WHAT IS EXPECTED >> Print the entries in full, word for word, but not the pictures.

===== DATA TO USE

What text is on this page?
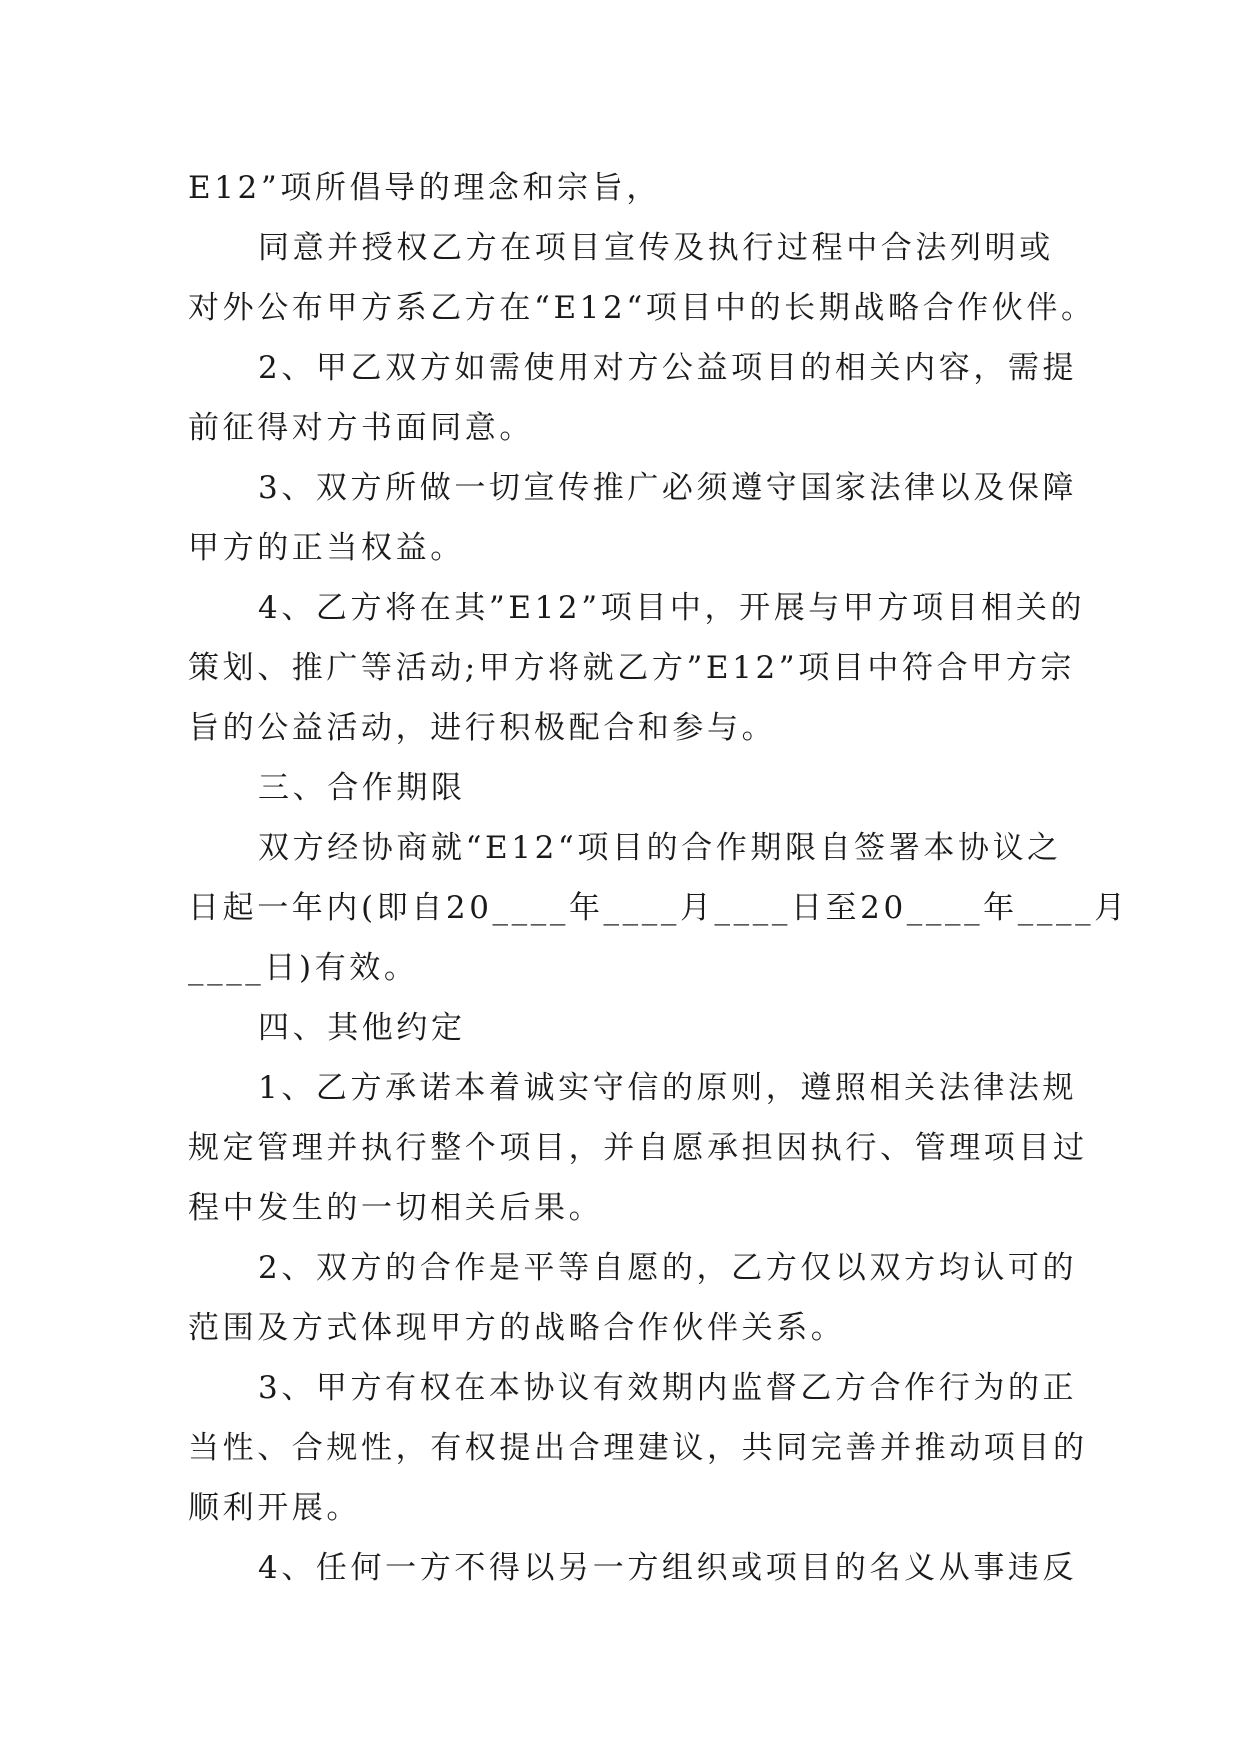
E12”项所倡导的理念和宗旨，
同意并授权乙方在项目宣传及执行过程中合法列明或
对外公布甲方系乙方在“E12“项目中的长期战略合作伙伴。
2、甲乙双方如需使用对方公益项目的相关内容，需提
前征得对方书面同意。
3、双方所做一切宣传推广必须遵守国家法律以及保障
甲方的正当权益。
4、乙方将在其”E12”项目中，开展与甲方项目相关的
策划、推广等活动;甲方将就乙方”E12”项目中符合甲方宗
旨的公益活动，进行积极配合和参与。
三、合作期限
双方经协商就“E12“项目的合作期限自签署本协议之
日起一年内(即自20____年____月____日至20____年____月
____日)有效。
四、其他约定
1、乙方承诺本着诚实守信的原则，遵照相关法律法规
规定管理并执行整个项目，并自愿承担因执行、管理项目过
程中发生的一切相关后果。
2、双方的合作是平等自愿的，乙方仅以双方均认可的
范围及方式体现甲方的战略合作伙伴关系。
3、甲方有权在本协议有效期内监督乙方合作行为的正
当性、合规性，有权提出合理建议，共同完善并推动项目的
顺利开展。
4、任何一方不得以另一方组织或项目的名义从事违反
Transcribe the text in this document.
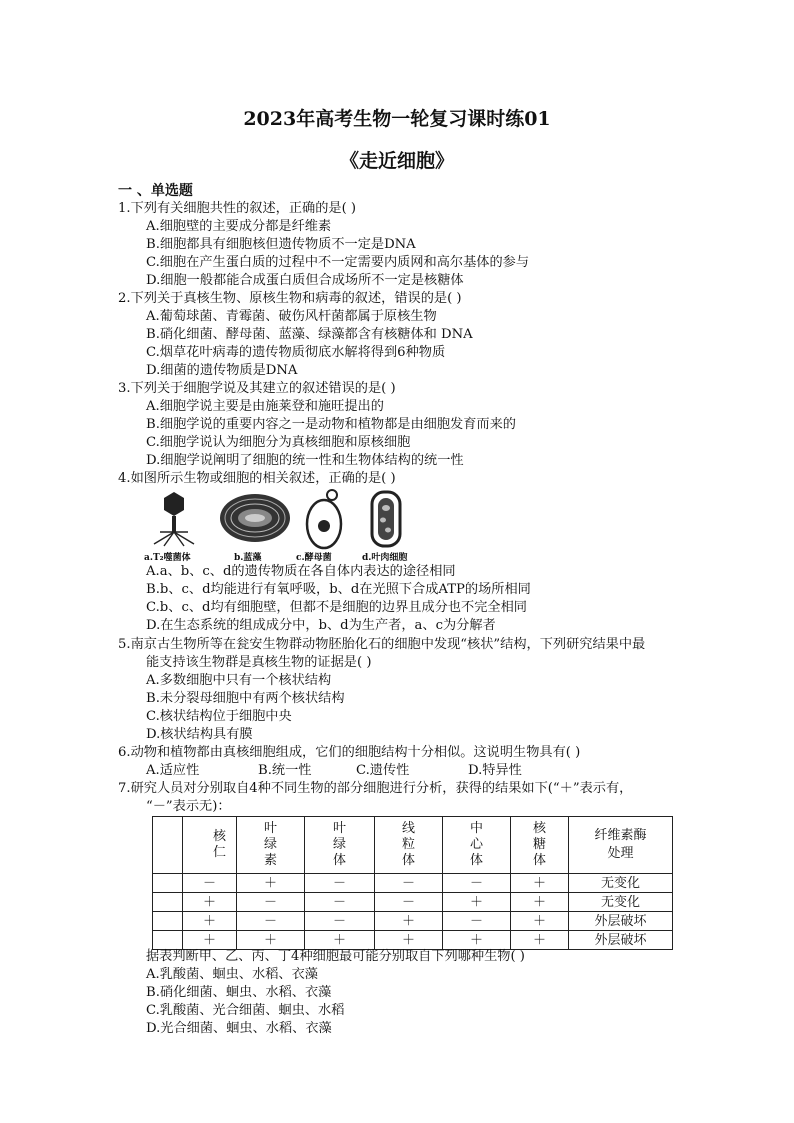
2023年高考生物一轮复习课时练01
《走近细胞》
一 、单选题
1.下列有关细胞共性的叙述，正确的是( )
A.细胞壁的主要成分都是纤维素
B.细胞都具有细胞核但遗传物质不一定是DNA
C.细胞在产生蛋白质的过程中不一定需要内质网和高尔基体的参与
D.细胞一般都能合成蛋白质但合成场所不一定是核糖体
2.下列关于真核生物、原核生物和病毒的叙述，错误的是( )
A.葡萄球菌、青霉菌、破伤风杆菌都属于原核生物
B.硝化细菌、酵母菌、蓝藻、绿藻都含有核糖体和 DNA
C.烟草花叶病毒的遗传物质彻底水解将得到6种物质
D.细菌的遗传物质是DNA
3.下列关于细胞学说及其建立的叙述错误的是( )
A.细胞学说主要是由施莱登和施旺提出的
B.细胞学说的重要内容之一是动物和植物都是由细胞发育而来的
C.细胞学说认为细胞分为真核细胞和原核细胞
D.细胞学说阐明了细胞的统一性和生物体结构的统一性
4.如图所示生物或细胞的相关叙述，正确的是( )
a.T₂噬菌体	b.蓝藻	c.酵母菌	d.叶肉细胞
A.a、b、c、d的遗传物质在各自体内表达的途径相同
B.b、c、d均能进行有氧呼吸，b、d在光照下合成ATP的场所相同
C.b、c、d均有细胞壁，但都不是细胞的边界且成分也不完全相同
D.在生态系统的组成成分中，b、d为生产者，a、c为分解者
5.南京古生物所等在瓮安生物群动物胚胎化石的细胞中发现“核状”结构，下列研究结果中最
能支持该生物群是真核生物的证据是( )
A.多数细胞中只有一个核状结构
B.未分裂母细胞中有两个核状结构
C.核状结构位于细胞中央
D.核状结构具有膜
6.动物和植物都由真核细胞组成，它们的细胞结构十分相似。这说明生物具有( )
A.适应性	B.统一性	C.遗传性	D.特异性
7.研究人员对分别取自4种不同生物的部分细胞进行分析，获得的结果如下(“＋”表示有，
“－”表示无)：
	核仁	叶绿素	叶绿体	线粒体	中心体	核糖体	纤维素酶处理
	－	＋	－	－	－	＋	无变化
	＋	－	－	－	＋	＋	无变化
	＋	－	－	＋	－	＋	外层破坏
	＋	＋	＋	＋	＋	＋	外层破坏
据表判断甲、乙、丙、丁4种细胞最可能分别取自下列哪种生物( )
A.乳酸菌、蛔虫、水稻、衣藻
B.硝化细菌、蛔虫、水稻、衣藻
C.乳酸菌、光合细菌、蛔虫、水稻
D.光合细菌、蛔虫、水稻、衣藻
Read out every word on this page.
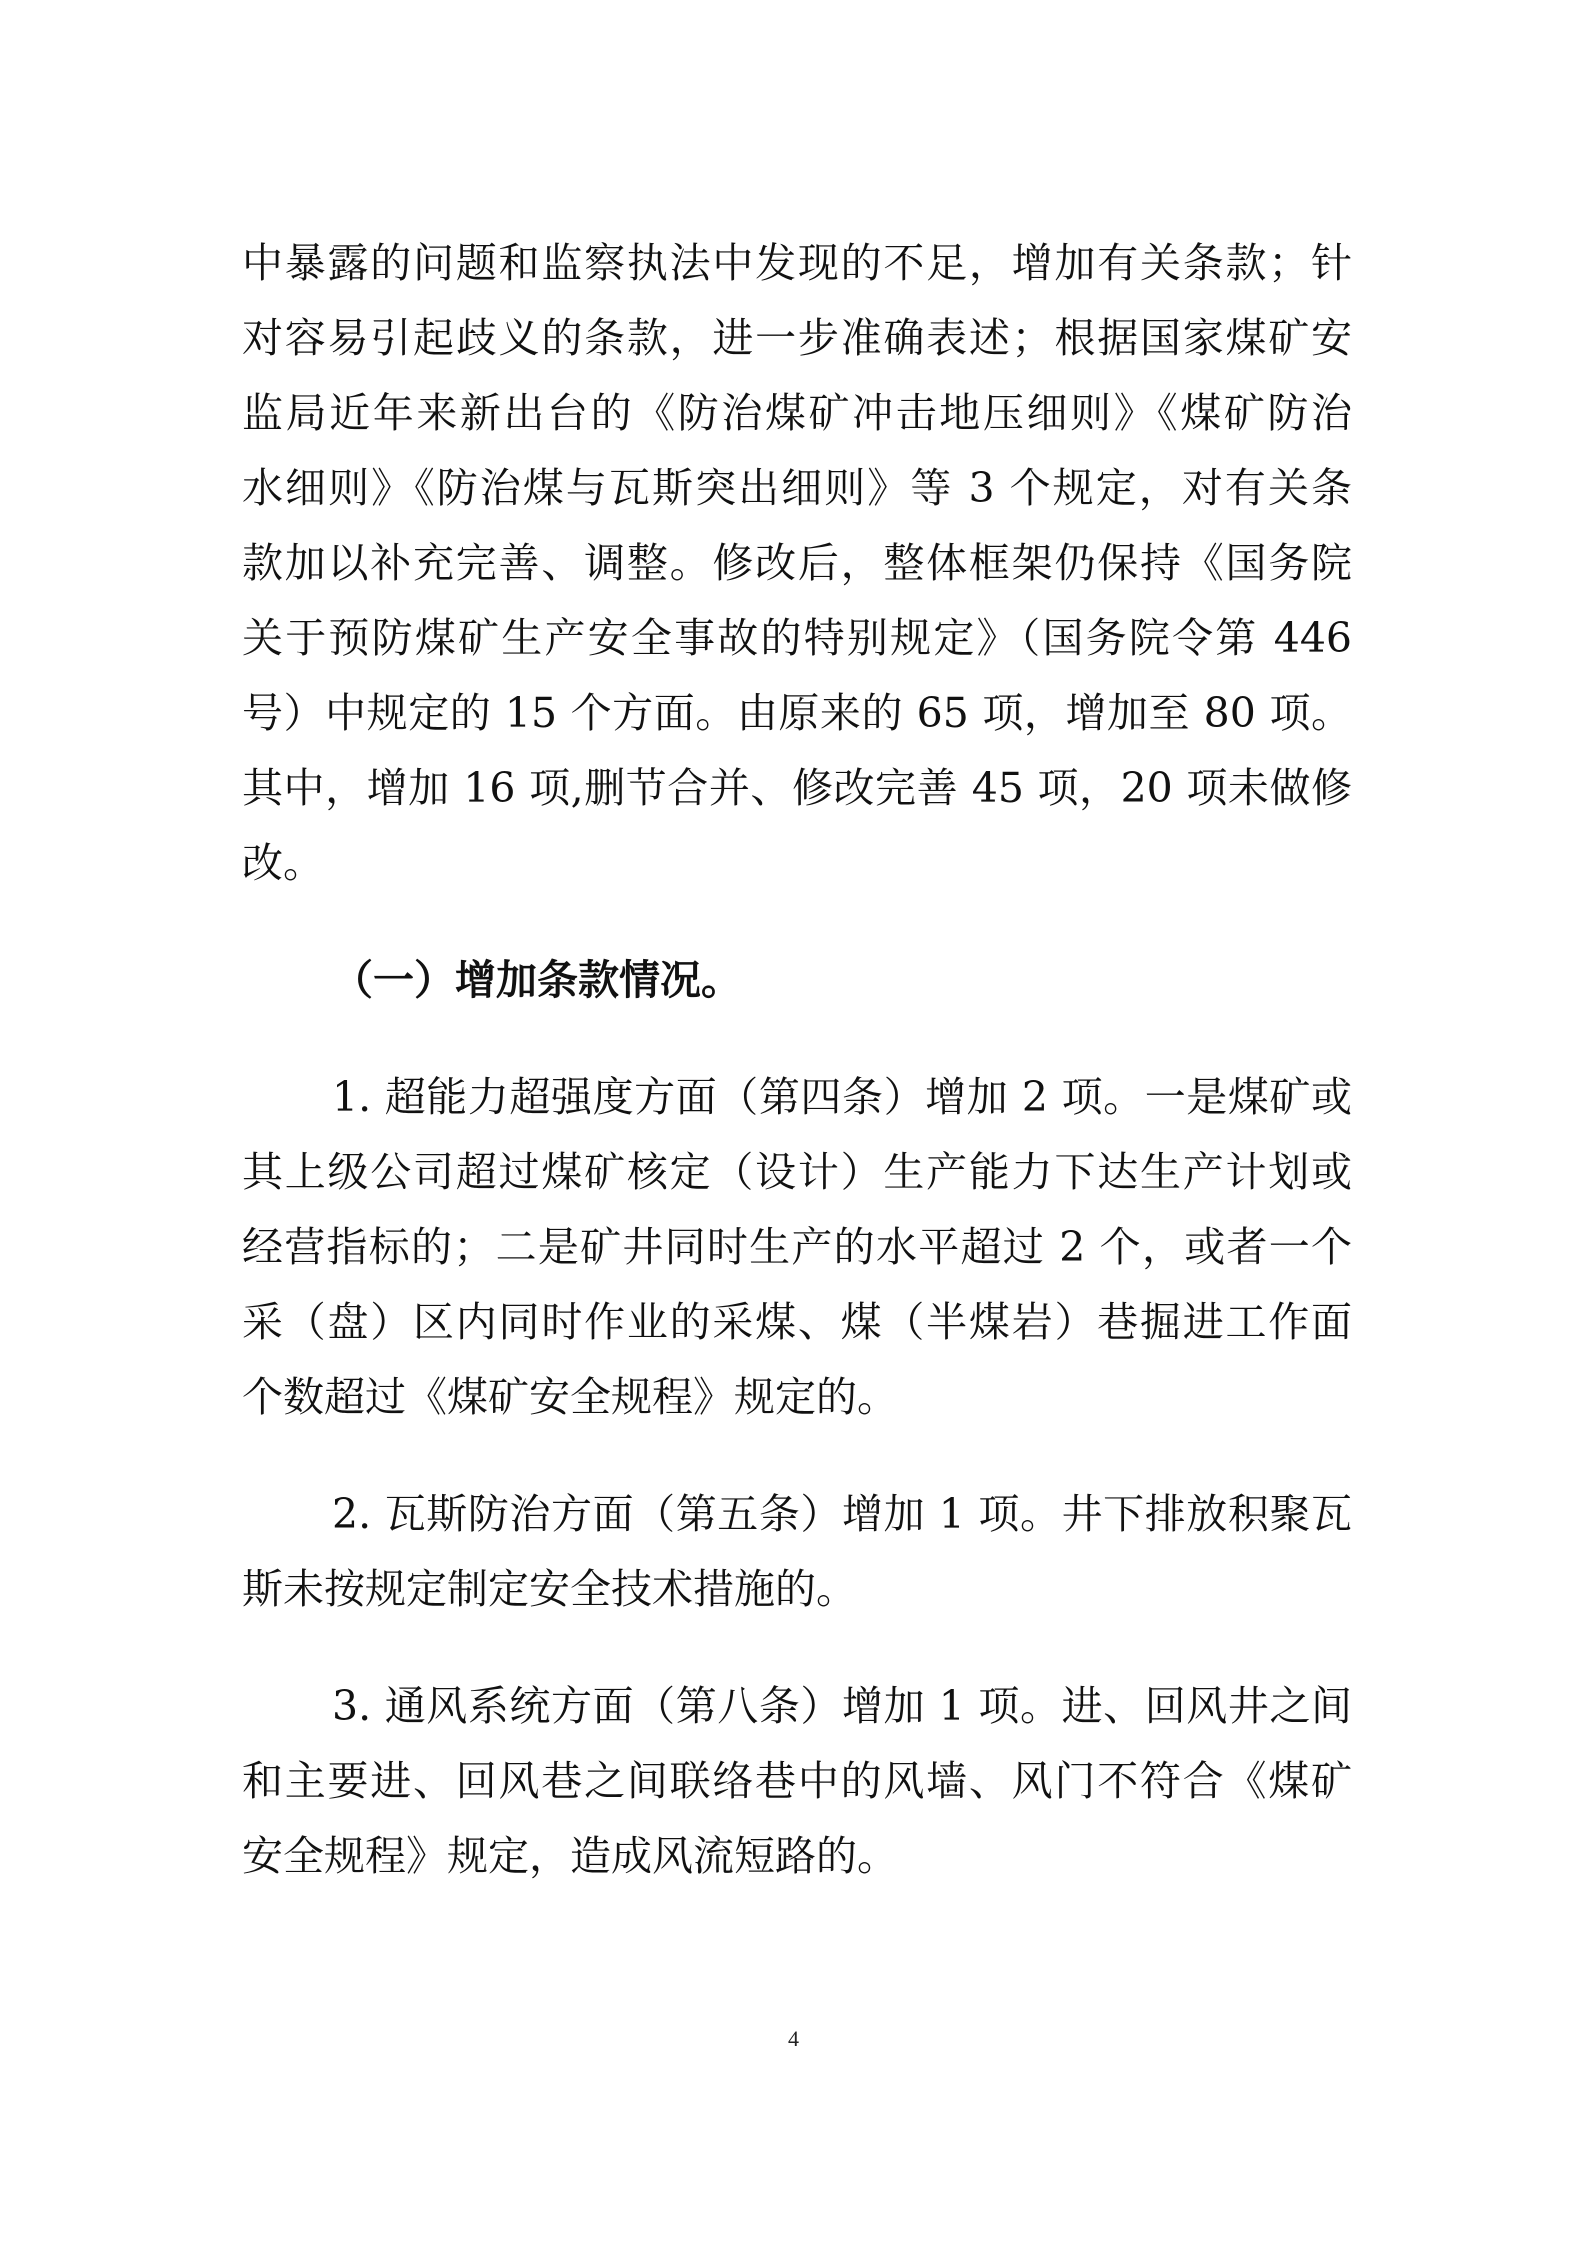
中暴露的问题和监察执法中发现的不足，增加有关条款；针
对容易引起歧义的条款，进一步准确表述；根据国家煤矿安
监局近年来新出台的《防治煤矿冲击地压细则》《煤矿防治
水细则》《防治煤与瓦斯突出细则》等 3 个规定，对有关条
款加以补充完善、调整。修改后，整体框架仍保持《国务院
关于预防煤矿生产安全事故的特别规定》（国务院令第 446
号）中规定的 15 个方面。由原来的 65 项，增加至 80 项。
其中，增加 16 项,删节合并、修改完善 45 项，20 项未做修
改。
（一）增加条款情况。
1. 超能力超强度方面（第四条）增加 2 项。一是煤矿或
其上级公司超过煤矿核定（设计）生产能力下达生产计划或
经营指标的；二是矿井同时生产的水平超过 2 个，或者一个
采（盘）区内同时作业的采煤、煤（半煤岩）巷掘进工作面
个数超过《煤矿安全规程》规定的。
2. 瓦斯防治方面（第五条）增加 1 项。井下排放积聚瓦
斯未按规定制定安全技术措施的。
3. 通风系统方面（第八条）增加 1 项。进、回风井之间
和主要进、回风巷之间联络巷中的风墙、风门不符合《煤矿
安全规程》规定，造成风流短路的。
4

==========

RESPONSE TO THE TASK >>
What text is on this page?
E12”项所倡导的理念和宗旨，
同意并授权乙方在项目宣传及执行过程中合法列明或
对外公布甲方系乙方在“E12“项目中的长期战略合作伙伴。
2、甲乙双方如需使用对方公益项目的相关内容，需提
前征得对方书面同意。
3、双方所做一切宣传推广必须遵守国家法律以及保障
甲方的正当权益。
4、乙方将在其”E12”项目中，开展与甲方项目相关的
策划、推广等活动;甲方将就乙方”E12”项目中符合甲方宗
旨的公益活动，进行积极配合和参与。
三、合作期限
双方经协商就“E12“项目的合作期限自签署本协议之
日起一年内(即自20____年____月____日至20____年____月
____日)有效。
四、其他约定
1、乙方承诺本着诚实守信的原则，遵照相关法律法规
规定管理并执行整个项目，并自愿承担因执行、管理项目过
程中发生的一切相关后果。
2、双方的合作是平等自愿的，乙方仅以双方均认可的
范围及方式体现甲方的战略合作伙伴关系。
3、甲方有权在本协议有效期内监督乙方合作行为的正
当性、合规性，有权提出合理建议，共同完善并推动项目的
顺利开展。
4、任何一方不得以另一方组织或项目的名义从事违反
Transcribe the text in this document.
2023年高考生物一轮复习课时练01
《走近细胞》
一 、单选题
1.下列有关细胞共性的叙述，正确的是( )
A.细胞壁的主要成分都是纤维素
B.细胞都具有细胞核但遗传物质不一定是DNA
C.细胞在产生蛋白质的过程中不一定需要内质网和高尔基体的参与
D.细胞一般都能合成蛋白质但合成场所不一定是核糖体
2.下列关于真核生物、原核生物和病毒的叙述，错误的是( )
A.葡萄球菌、青霉菌、破伤风杆菌都属于原核生物
B.硝化细菌、酵母菌、蓝藻、绿藻都含有核糖体和 DNA
C.烟草花叶病毒的遗传物质彻底水解将得到6种物质
D.细菌的遗传物质是DNA
3.下列关于细胞学说及其建立的叙述错误的是( )
A.细胞学说主要是由施莱登和施旺提出的
B.细胞学说的重要内容之一是动物和植物都是由细胞发育而来的
C.细胞学说认为细胞分为真核细胞和原核细胞
D.细胞学说阐明了细胞的统一性和生物体结构的统一性
4.如图所示生物或细胞的相关叙述，正确的是( )
a.T₂噬菌体	b.蓝藻	c.酵母菌	d.叶肉细胞
A.a、b、c、d的遗传物质在各自体内表达的途径相同
B.b、c、d均能进行有氧呼吸，b、d在光照下合成ATP的场所相同
C.b、c、d均有细胞壁，但都不是细胞的边界且成分也不完全相同
D.在生态系统的组成成分中，b、d为生产者，a、c为分解者
5.南京古生物所等在瓮安生物群动物胚胎化石的细胞中发现“核状”结构，下列研究结果中最
能支持该生物群是真核生物的证据是( )
A.多数细胞中只有一个核状结构
B.未分裂母细胞中有两个核状结构
C.核状结构位于细胞中央
D.核状结构具有膜
6.动物和植物都由真核细胞组成，它们的细胞结构十分相似。这说明生物具有( )
A.适应性	B.统一性	C.遗传性	D.特异性
7.研究人员对分别取自4种不同生物的部分细胞进行分析，获得的结果如下(“＋”表示有，
“－”表示无)：
	核仁	叶绿素	叶绿体	线粒体	中心体	核糖体	纤维素酶处理
	－	＋	－	－	－	＋	无变化
	＋	－	－	－	＋	＋	无变化
	＋	－	－	＋	－	＋	外层破坏
	＋	＋	＋	＋	＋	＋	外层破坏
据表判断甲、乙、丙、丁4种细胞最可能分别取自下列哪种生物( )
A.乳酸菌、蛔虫、水稻、衣藻
B.硝化细菌、蛔虫、水稻、衣藻
C.乳酸菌、光合细菌、蛔虫、水稻
D.光合细菌、蛔虫、水稻、衣藻
Read out every word on this page.
中暴露的问题和监察执法中发现的不足，增加有关条款；针
对容易引起歧义的条款，进一步准确表述；根据国家煤矿安
监局近年来新出台的《防治煤矿冲击地压细则》《煤矿防治
水细则》《防治煤与瓦斯突出细则》等 3 个规定，对有关条
款加以补充完善、调整。修改后，整体框架仍保持《国务院
关于预防煤矿生产安全事故的特别规定》（国务院令第 446
号）中规定的 15 个方面。由原来的 65 项，增加至 80 项。
其中，增加 16 项,删节合并、修改完善 45 项，20 项未做修
改。
（一）增加条款情况。
1. 超能力超强度方面（第四条）增加 2 项。一是煤矿或
其上级公司超过煤矿核定（设计）生产能力下达生产计划或
经营指标的；二是矿井同时生产的水平超过 2 个，或者一个
采（盘）区内同时作业的采煤、煤（半煤岩）巷掘进工作面
个数超过《煤矿安全规程》规定的。
2. 瓦斯防治方面（第五条）增加 1 项。井下排放积聚瓦
斯未按规定制定安全技术措施的。
3. 通风系统方面（第八条）增加 1 项。进、回风井之间
和主要进、回风巷之间联络巷中的风墙、风门不符合《煤矿
安全规程》规定，造成风流短路的。
4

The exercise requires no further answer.